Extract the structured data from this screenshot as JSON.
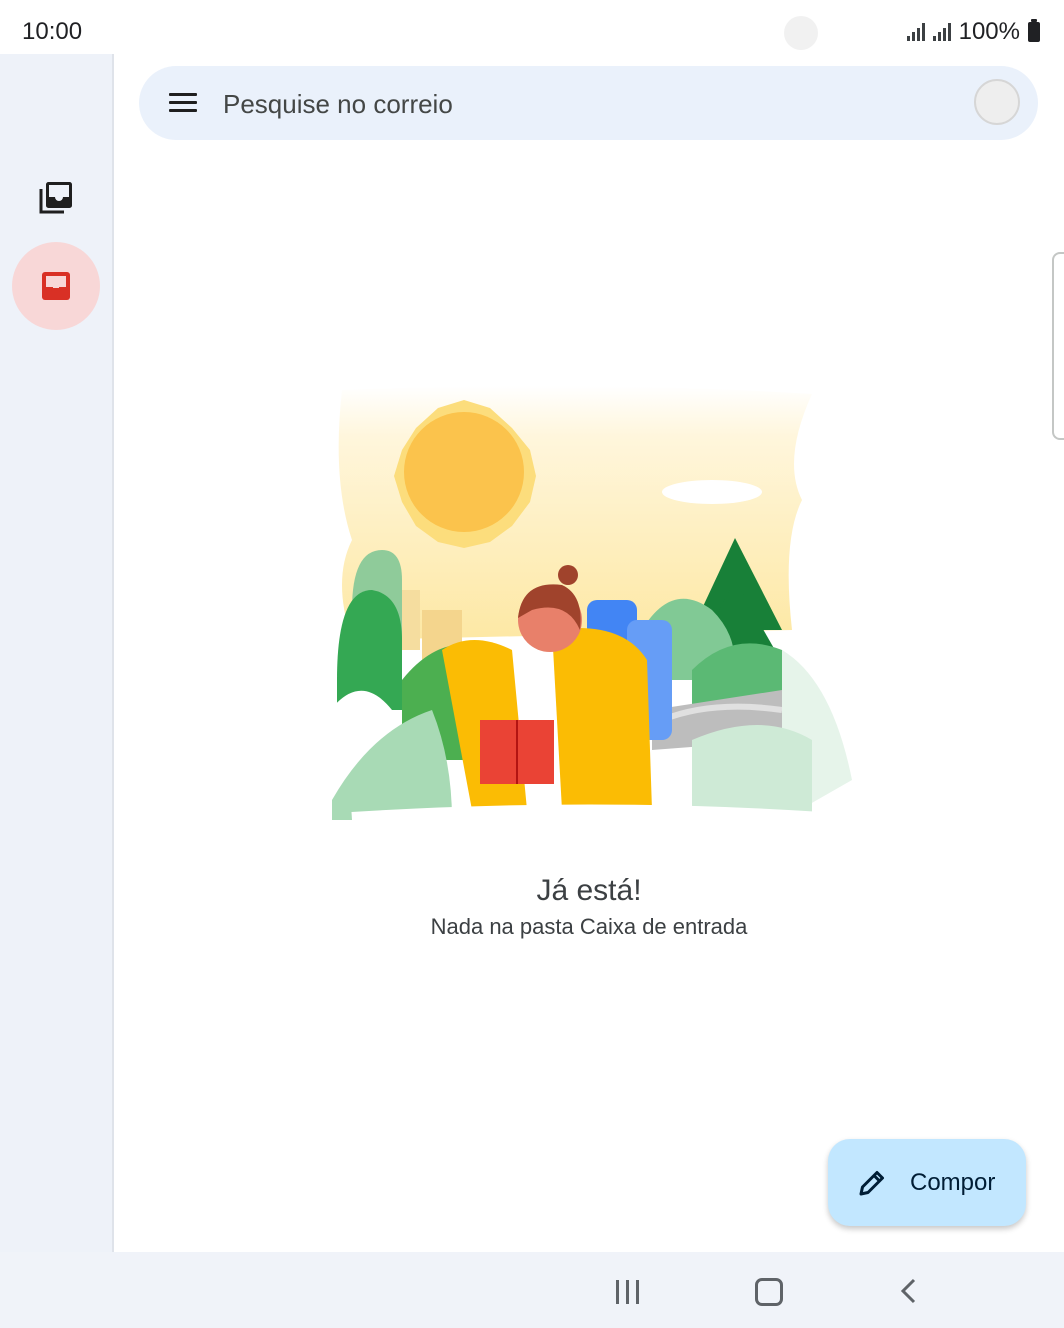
{
  "status_bar": {
    "time": "10:00",
    "battery": "100%"
  },
  "rail": {
    "all_mail_icon": "all-mail-icon",
    "inbox_icon": "inbox-icon",
    "accent": "#d93025",
    "active_bg": "#f8d7d7"
  },
  "search": {
    "placeholder": "Pesquise no correio"
  },
  "empty_state": {
    "title": "Já está!",
    "subtitle": "Nada na pasta Caixa de entrada"
  },
  "compose": {
    "label": "Compor",
    "icon": "pencil-icon",
    "bg": "#c2e7ff"
  },
  "nav": {
    "recents_icon": "recents-icon",
    "home_icon": "home-icon",
    "back_icon": "back-icon"
  }
}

────────────────

WHAT YOU SHOULD DO.
All lines above with "icon" in them should be returned.

PROBLEM SOLUTION.
    "all_mail_icon": "all-mail-icon",
    "inbox_icon": "inbox-icon",
    "icon": "pencil-icon",
    "recents_icon": "recents-icon",
    "home_icon": "home-icon",
    "back_icon": "back-icon"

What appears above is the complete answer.